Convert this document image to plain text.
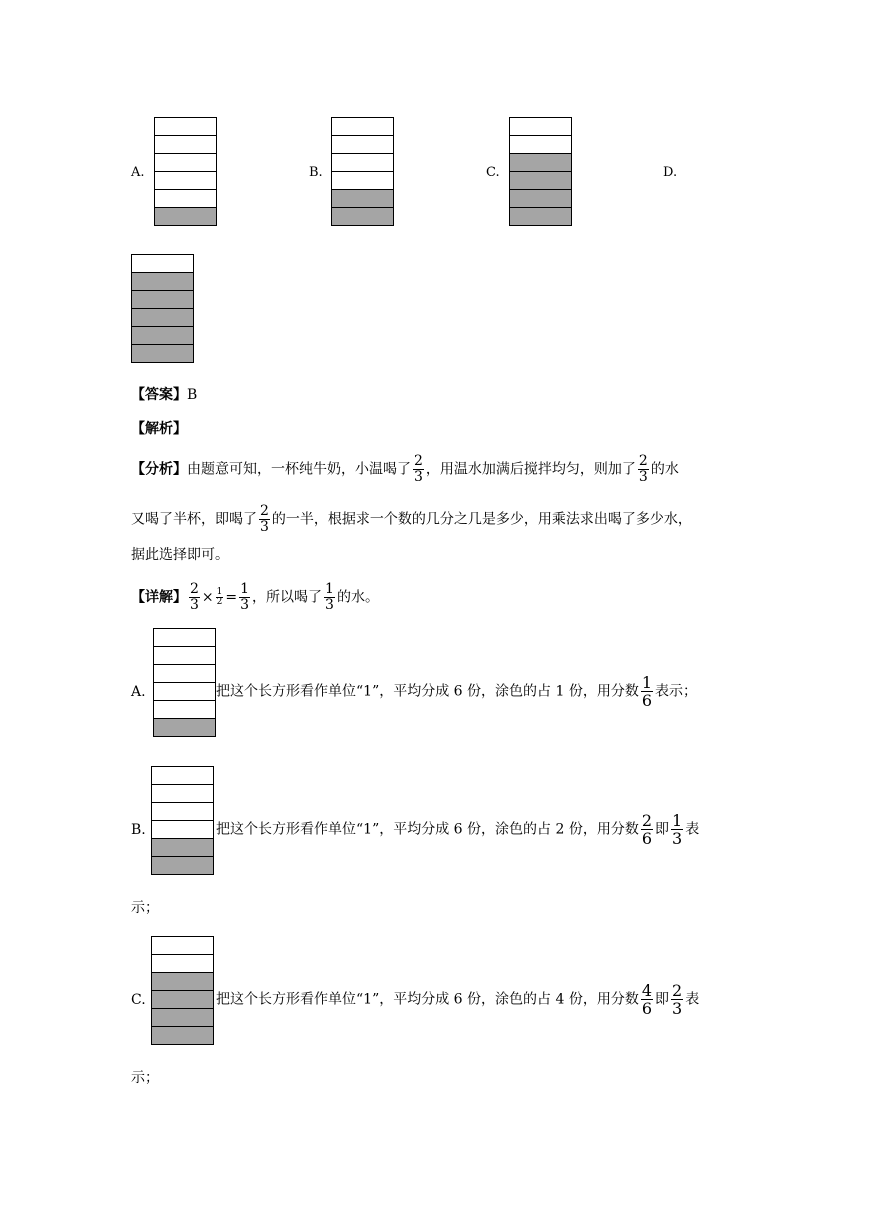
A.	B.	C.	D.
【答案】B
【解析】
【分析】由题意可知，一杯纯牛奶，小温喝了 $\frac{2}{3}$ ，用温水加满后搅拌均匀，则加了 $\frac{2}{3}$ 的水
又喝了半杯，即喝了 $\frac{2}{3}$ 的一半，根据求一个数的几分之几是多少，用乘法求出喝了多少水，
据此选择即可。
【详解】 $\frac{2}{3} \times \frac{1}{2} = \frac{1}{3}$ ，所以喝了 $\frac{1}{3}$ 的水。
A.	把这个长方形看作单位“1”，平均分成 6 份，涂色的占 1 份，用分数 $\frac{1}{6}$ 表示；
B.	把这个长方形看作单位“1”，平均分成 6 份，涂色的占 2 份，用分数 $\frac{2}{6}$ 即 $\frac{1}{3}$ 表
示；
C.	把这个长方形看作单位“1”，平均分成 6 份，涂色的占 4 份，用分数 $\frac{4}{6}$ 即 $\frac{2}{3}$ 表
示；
◇ ◇ ◇ ◇
## What is expected
Restate the whole listing above exactly, please, omitting every image.

## Solution to this task
Convert this document image to plain text.
A.	B.	C.	D.
【答案】B
【解析】
【分析】由题意可知，一杯纯牛奶，小温喝了 $\frac{2}{3}$ ，用温水加满后搅拌均匀，则加了 $\frac{2}{3}$ 的水
又喝了半杯，即喝了 $\frac{2}{3}$ 的一半，根据求一个数的几分之几是多少，用乘法求出喝了多少水，
据此选择即可。
【详解】 $\frac{2}{3} \times \frac{1}{2} = \frac{1}{3}$ ，所以喝了 $\frac{1}{3}$ 的水。
A.	把这个长方形看作单位“1”，平均分成 6 份，涂色的占 1 份，用分数 $\frac{1}{6}$ 表示；
B.	把这个长方形看作单位“1”，平均分成 6 份，涂色的占 2 份，用分数 $\frac{2}{6}$ 即 $\frac{1}{3}$ 表
示；
C.	把这个长方形看作单位“1”，平均分成 6 份，涂色的占 4 份，用分数 $\frac{4}{6}$ 即 $\frac{2}{3}$ 表
示；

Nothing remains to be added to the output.